**Problem to work on**. Take from the listing each line that has the string "逆标签化".

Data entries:
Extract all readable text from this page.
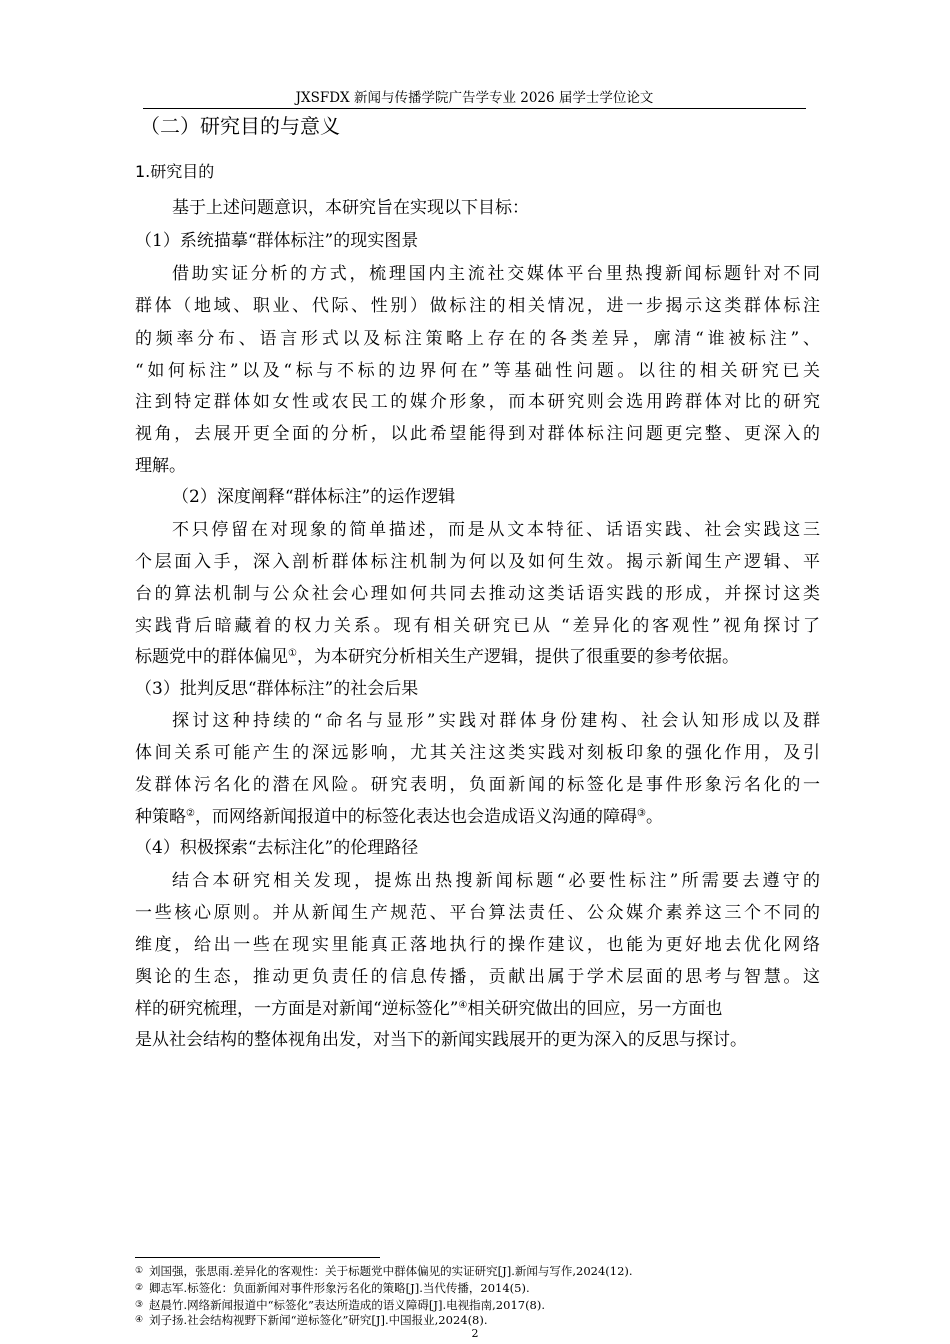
JXSFDX 新闻与传播学院广告学专业 2026 届学士学位论文
（二）研究目的与意义
1.研究目的
基于上述问题意识，本研究旨在实现以下目标：
（1）系统描摹“群体标注”的现实图景
借助实证分析的方式，梳理国内主流社交媒体平台里热搜新闻标题针对不同
群体（地域、职业、代际、性别）做标注的相关情况，进一步揭示这类群体标注
的频率分布、语言形式以及标注策略上存在的各类差异，廓清“谁被标注”、
“如何标注”以及“标与不标的边界何在”等基础性问题。以往的相关研究已关
注到特定群体如女性或农民工的媒介形象，而本研究则会选用跨群体对比的研究
视角，去展开更全面的分析，以此希望能得到对群体标注问题更完整、更深入的
理解。
（2）深度阐释“群体标注”的运作逻辑
不只停留在对现象的简单描述，而是从文本特征、话语实践、社会实践这三
个层面入手，深入剖析群体标注机制为何以及如何生效。揭示新闻生产逻辑、平
台的算法机制与公众社会心理如何共同去推动这类话语实践的形成，并探讨这类
实践背后暗藏着的权力关系。现有相关研究已从 “差异化的客观性”视角探讨了
标题党中的群体偏见①，为本研究分析相关生产逻辑，提供了很重要的参考依据。
（3）批判反思“群体标注”的社会后果
探讨这种持续的“命名与显形”实践对群体身份建构、社会认知形成以及群
体间关系可能产生的深远影响，尤其关注这类实践对刻板印象的强化作用，及引
发群体污名化的潜在风险。研究表明，负面新闻的标签化是事件形象污名化的一
种策略②，而网络新闻报道中的标签化表达也会造成语义沟通的障碍③。
（4）积极探索“去标注化”的伦理路径
结合本研究相关发现，提炼出热搜新闻标题“必要性标注”所需要去遵守的
一些核心原则。并从新闻生产规范、平台算法责任、公众媒介素养这三个不同的
维度，给出一些在现实里能真正落地执行的操作建议，也能为更好地去优化网络
舆论的生态，推动更负责任的信息传播，贡献出属于学术层面的思考与智慧。这
样的研究梳理，一方面是对新闻“逆标签化”④相关研究做出的回应，另一方面也
是从社会结构的整体视角出发，对当下的新闻实践展开的更为深入的反思与探讨。
① 刘国强，张思雨.差异化的客观性：关于标题党中群体偏见的实证研究[J].新闻与写作,2024(12).
② 卿志军.标签化：负面新闻对事件形象污名化的策略[J].当代传播，2014(5).
③ 赵晨竹.网络新闻报道中“标签化”表达所造成的语义障碍[J].电视指南,2017(8).
④ 刘子扬.社会结构视野下新闻“逆标签化”研究[J].中国报业,2024(8).
2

**Completed exercise**.
样的研究梳理，一方面是对新闻“逆标签化”④相关研究做出的回应，另一方面也
④ 刘子扬.社会结构视野下新闻“逆标签化”研究[J].中国报业,2024(8).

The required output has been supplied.